Instructions to follow: What is the count of lines that hold the word "ΜΑΘΗΜΑΤΙΚΑ"? Give only the number.

Given data:

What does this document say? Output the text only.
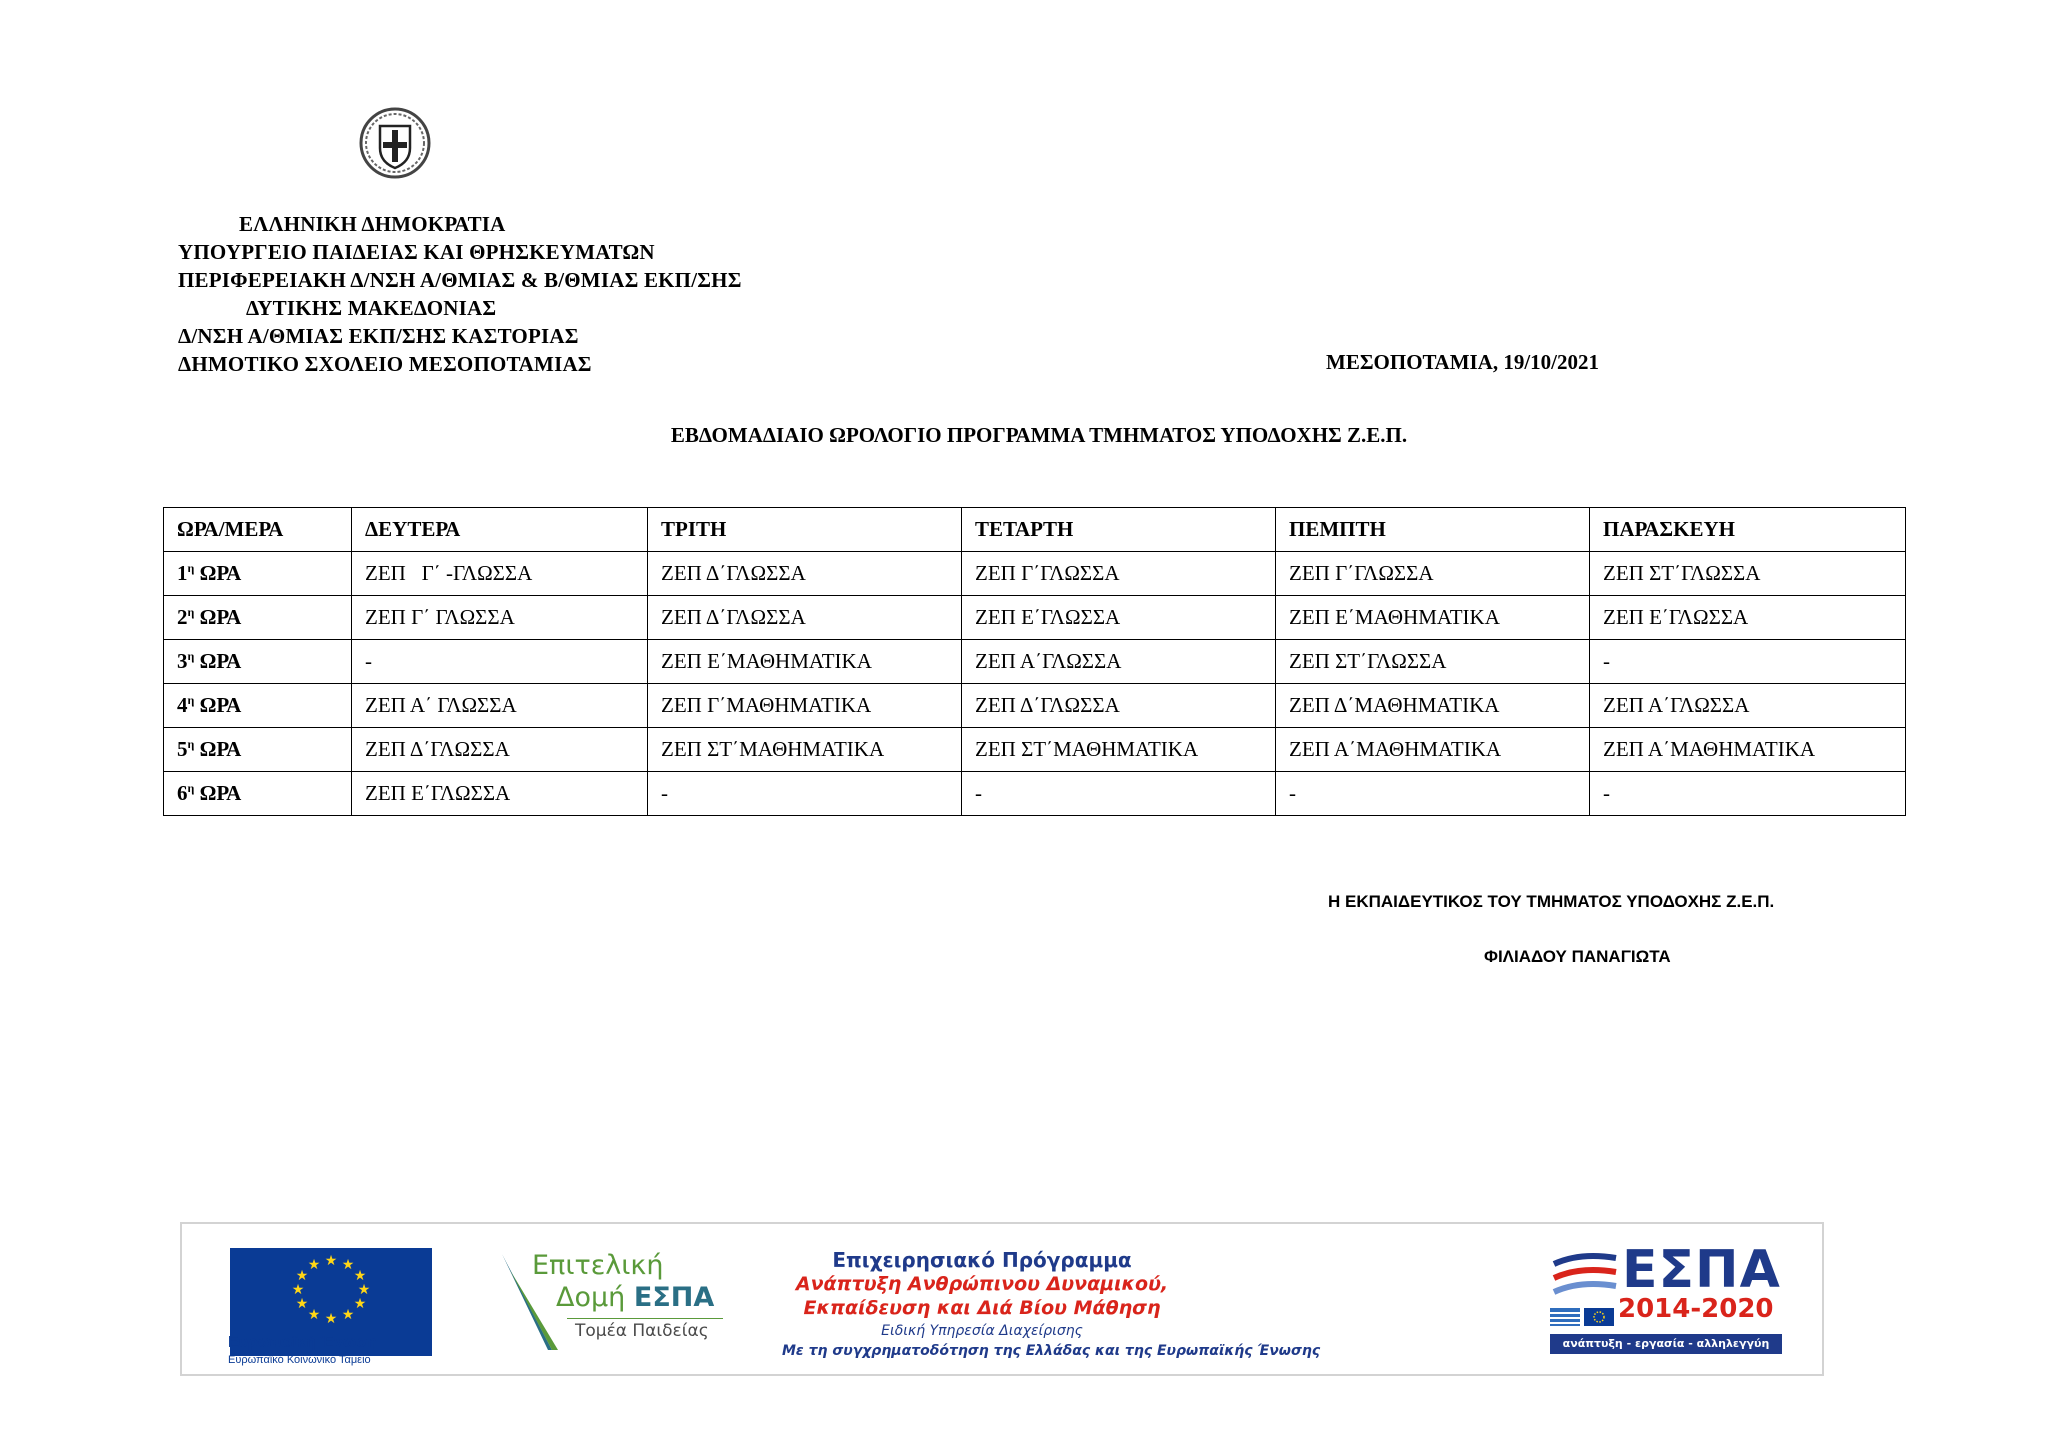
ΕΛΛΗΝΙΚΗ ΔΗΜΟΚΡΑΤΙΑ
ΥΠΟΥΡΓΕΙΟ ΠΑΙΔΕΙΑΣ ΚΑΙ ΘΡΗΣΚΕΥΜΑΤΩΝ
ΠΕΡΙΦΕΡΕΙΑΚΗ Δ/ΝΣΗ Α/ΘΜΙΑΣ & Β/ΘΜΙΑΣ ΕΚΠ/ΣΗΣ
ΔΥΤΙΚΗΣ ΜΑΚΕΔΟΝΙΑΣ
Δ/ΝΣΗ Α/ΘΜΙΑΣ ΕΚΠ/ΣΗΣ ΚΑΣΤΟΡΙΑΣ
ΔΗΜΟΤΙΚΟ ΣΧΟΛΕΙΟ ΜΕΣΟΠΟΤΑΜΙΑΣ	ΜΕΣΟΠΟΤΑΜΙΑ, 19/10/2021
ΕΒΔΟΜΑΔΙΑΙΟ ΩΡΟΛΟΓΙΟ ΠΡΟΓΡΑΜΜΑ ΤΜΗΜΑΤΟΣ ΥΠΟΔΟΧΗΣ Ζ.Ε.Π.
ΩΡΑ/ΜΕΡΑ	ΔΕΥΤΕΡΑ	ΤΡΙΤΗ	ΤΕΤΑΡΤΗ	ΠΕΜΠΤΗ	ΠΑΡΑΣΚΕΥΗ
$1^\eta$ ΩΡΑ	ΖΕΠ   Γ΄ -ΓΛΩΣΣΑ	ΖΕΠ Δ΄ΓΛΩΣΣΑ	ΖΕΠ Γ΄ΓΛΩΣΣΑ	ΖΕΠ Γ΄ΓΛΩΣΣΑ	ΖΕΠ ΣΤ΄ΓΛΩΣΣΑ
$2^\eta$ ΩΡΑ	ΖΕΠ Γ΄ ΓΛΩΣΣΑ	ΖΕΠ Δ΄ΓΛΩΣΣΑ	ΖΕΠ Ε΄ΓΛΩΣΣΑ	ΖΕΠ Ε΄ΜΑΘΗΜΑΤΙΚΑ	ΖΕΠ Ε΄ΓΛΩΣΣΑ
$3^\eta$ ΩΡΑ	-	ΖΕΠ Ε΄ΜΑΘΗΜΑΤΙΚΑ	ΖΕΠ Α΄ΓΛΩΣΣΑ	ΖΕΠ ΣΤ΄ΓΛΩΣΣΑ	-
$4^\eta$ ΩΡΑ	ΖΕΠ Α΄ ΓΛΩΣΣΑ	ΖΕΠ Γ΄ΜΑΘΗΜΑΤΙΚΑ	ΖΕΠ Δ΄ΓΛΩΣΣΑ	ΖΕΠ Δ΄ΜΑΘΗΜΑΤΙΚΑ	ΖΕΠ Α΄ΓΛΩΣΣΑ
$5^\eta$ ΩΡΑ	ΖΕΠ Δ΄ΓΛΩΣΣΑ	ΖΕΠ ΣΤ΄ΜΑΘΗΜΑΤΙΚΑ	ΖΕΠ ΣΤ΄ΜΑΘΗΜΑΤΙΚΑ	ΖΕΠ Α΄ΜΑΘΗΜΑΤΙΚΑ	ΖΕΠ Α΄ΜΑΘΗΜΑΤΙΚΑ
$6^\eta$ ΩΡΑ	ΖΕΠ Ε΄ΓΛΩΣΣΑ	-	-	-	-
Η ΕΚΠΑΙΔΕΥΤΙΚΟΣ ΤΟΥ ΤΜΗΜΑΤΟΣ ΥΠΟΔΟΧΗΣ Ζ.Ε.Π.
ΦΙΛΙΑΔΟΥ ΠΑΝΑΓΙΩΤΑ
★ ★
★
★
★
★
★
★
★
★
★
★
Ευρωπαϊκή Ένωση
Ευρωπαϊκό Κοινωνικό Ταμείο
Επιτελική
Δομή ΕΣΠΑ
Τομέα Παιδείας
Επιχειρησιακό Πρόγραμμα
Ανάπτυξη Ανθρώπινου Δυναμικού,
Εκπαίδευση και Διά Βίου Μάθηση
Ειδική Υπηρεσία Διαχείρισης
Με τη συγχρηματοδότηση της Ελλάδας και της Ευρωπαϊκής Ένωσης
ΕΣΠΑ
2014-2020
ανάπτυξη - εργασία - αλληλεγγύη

--

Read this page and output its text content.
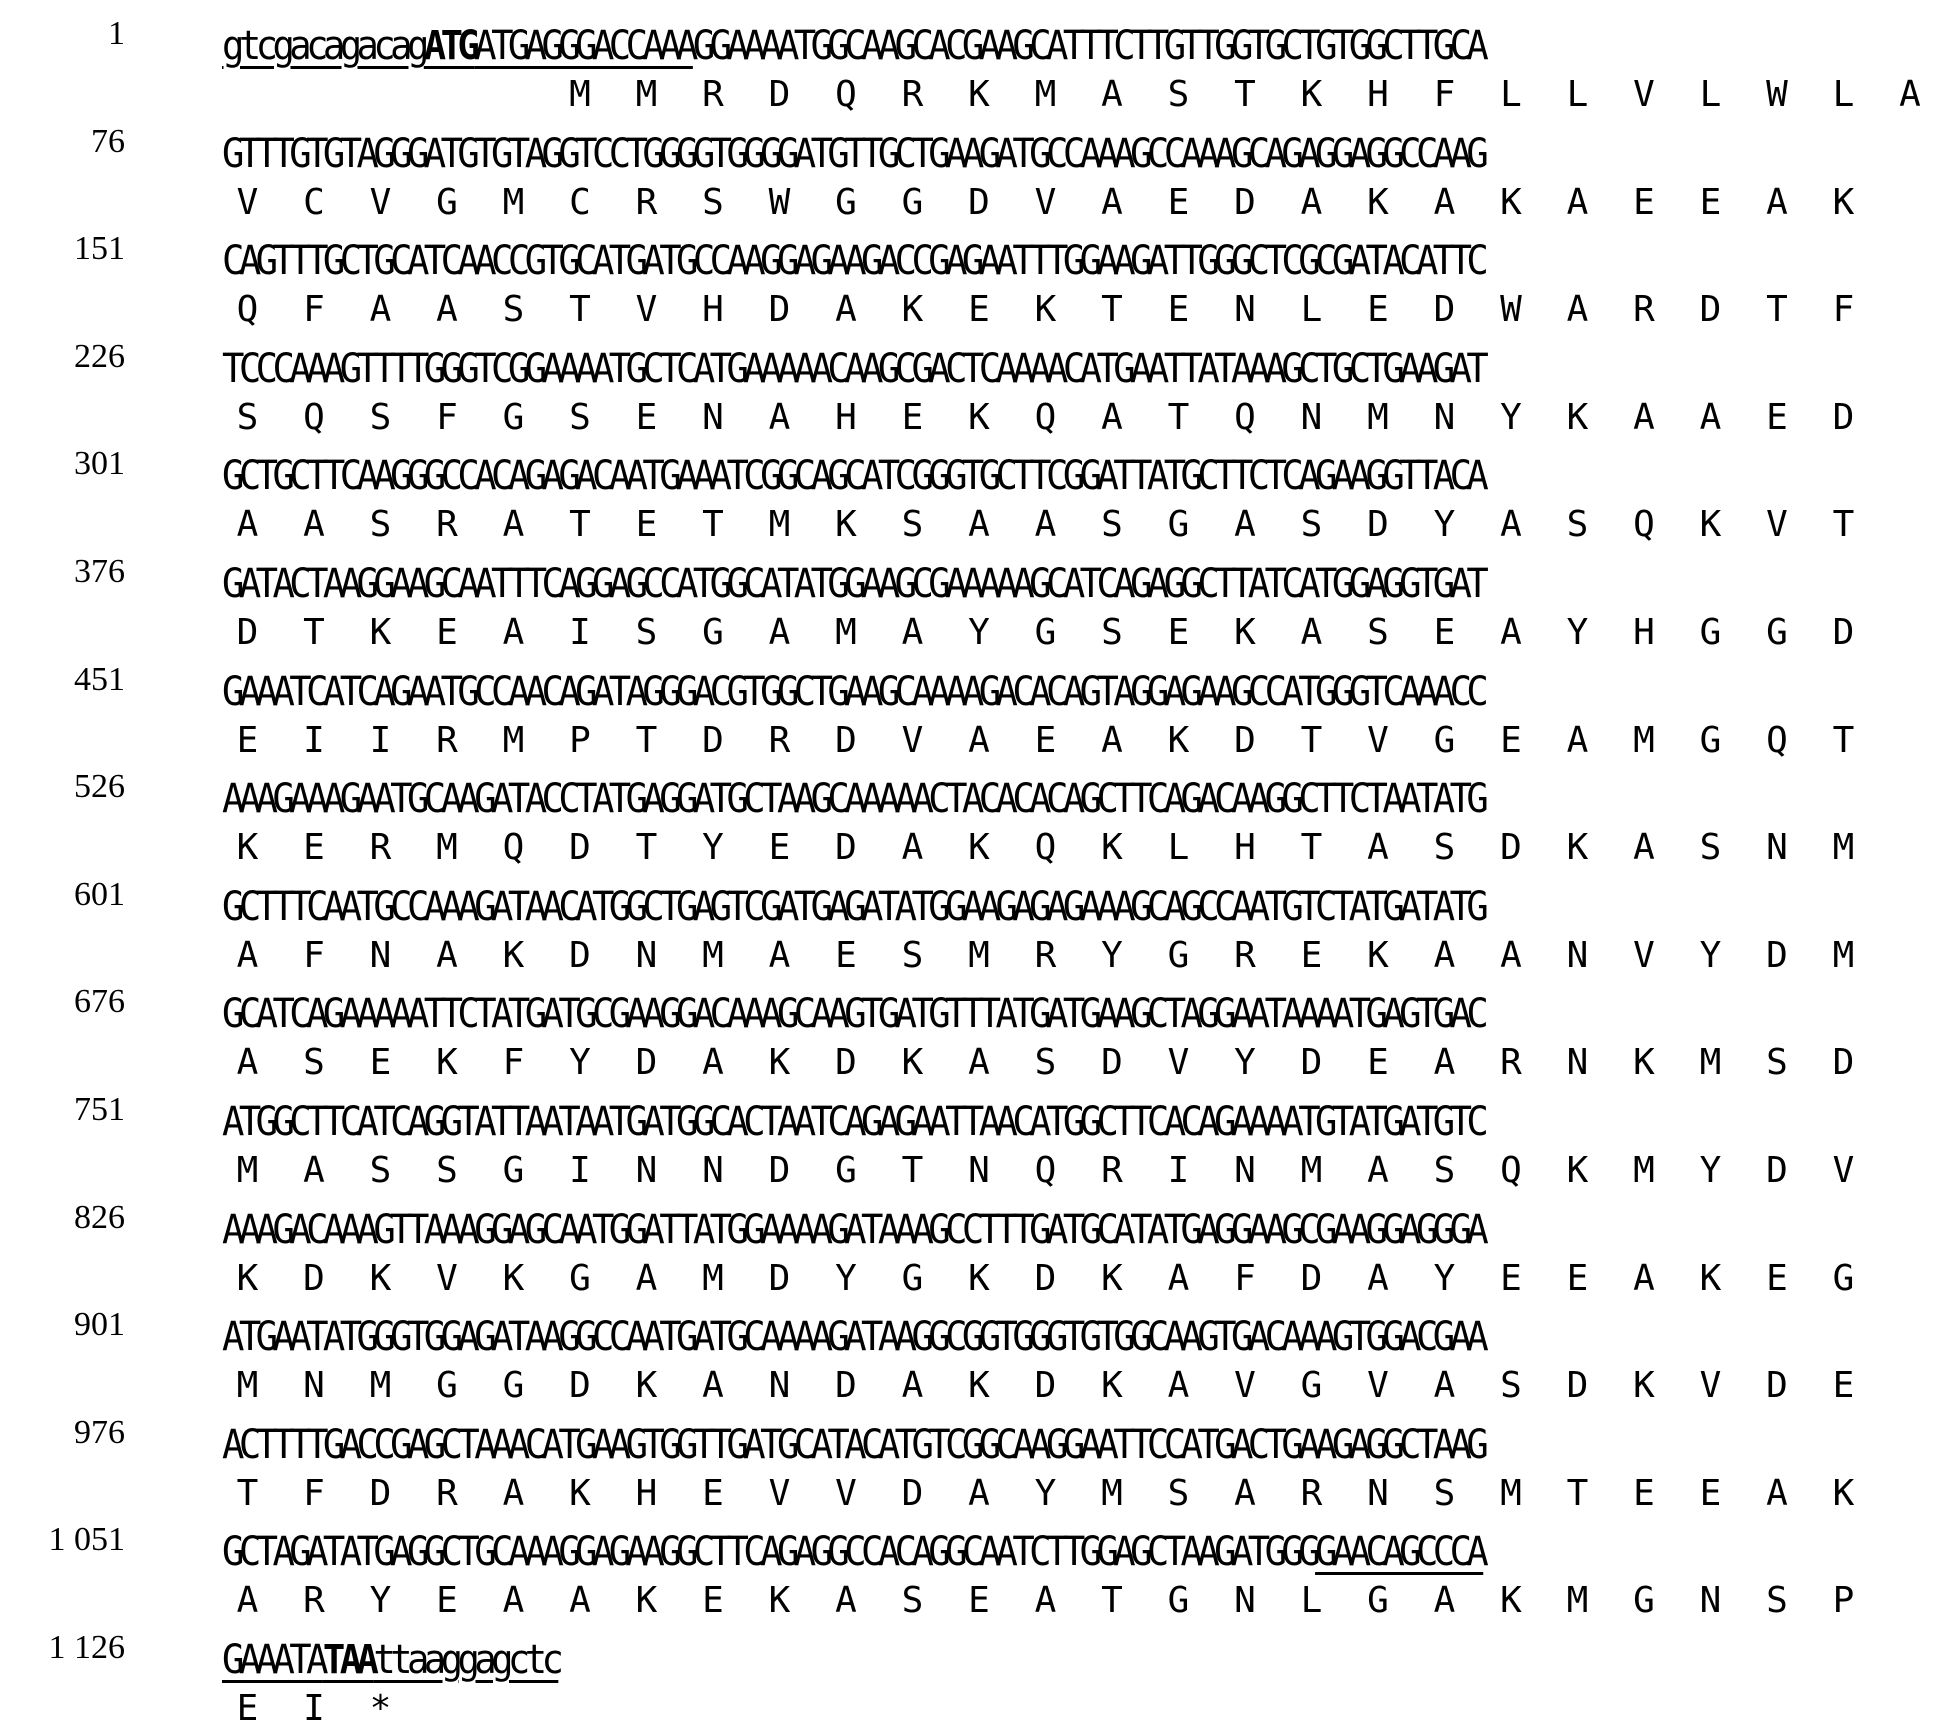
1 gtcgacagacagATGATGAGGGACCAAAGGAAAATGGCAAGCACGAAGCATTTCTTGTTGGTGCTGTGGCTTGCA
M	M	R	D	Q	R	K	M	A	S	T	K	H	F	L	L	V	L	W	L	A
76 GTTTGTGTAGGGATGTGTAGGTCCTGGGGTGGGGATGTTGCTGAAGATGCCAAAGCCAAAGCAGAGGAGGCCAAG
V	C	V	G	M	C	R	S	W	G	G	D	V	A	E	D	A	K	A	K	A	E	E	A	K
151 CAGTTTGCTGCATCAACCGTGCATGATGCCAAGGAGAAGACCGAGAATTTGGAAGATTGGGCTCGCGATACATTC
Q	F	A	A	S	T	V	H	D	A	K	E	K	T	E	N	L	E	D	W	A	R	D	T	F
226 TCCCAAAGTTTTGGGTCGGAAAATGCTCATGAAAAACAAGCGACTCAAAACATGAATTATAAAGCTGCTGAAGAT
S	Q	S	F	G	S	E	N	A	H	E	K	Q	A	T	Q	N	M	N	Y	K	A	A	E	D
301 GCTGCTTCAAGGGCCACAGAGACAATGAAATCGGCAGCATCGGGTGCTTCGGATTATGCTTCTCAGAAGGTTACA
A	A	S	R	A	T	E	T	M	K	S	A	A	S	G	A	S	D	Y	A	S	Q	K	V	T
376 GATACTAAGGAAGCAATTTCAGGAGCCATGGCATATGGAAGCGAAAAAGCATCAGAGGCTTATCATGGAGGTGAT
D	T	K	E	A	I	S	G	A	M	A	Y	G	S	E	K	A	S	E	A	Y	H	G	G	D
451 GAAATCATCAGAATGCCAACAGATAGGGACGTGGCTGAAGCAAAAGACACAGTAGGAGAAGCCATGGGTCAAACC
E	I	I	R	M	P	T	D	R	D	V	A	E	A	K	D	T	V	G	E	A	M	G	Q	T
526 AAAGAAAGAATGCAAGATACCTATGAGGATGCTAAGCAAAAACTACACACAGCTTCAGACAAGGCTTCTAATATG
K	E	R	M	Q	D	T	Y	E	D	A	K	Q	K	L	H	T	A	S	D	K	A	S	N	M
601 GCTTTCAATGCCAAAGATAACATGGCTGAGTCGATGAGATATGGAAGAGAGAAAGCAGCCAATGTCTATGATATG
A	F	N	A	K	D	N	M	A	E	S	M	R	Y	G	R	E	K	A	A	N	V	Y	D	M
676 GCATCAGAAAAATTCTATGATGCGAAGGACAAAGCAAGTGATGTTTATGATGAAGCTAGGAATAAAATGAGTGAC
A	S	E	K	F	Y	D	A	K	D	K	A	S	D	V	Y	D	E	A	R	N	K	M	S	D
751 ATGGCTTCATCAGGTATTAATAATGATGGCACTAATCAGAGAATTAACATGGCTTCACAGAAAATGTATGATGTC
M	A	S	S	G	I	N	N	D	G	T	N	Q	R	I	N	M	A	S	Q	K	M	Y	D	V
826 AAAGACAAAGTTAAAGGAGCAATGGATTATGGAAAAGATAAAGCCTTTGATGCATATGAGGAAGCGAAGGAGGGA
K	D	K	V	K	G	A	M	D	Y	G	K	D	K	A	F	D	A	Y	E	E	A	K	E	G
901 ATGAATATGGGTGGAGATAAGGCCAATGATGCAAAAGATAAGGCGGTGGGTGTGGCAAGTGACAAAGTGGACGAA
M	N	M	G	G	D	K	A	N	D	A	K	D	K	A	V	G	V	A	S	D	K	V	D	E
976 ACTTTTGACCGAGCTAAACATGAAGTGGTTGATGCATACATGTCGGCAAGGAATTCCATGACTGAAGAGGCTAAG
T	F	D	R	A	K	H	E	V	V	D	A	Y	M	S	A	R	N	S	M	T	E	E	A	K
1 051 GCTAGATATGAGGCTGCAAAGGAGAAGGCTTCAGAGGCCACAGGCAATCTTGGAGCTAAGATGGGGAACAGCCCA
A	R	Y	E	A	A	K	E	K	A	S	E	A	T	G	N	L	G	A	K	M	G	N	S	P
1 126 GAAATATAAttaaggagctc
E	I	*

Task result: 4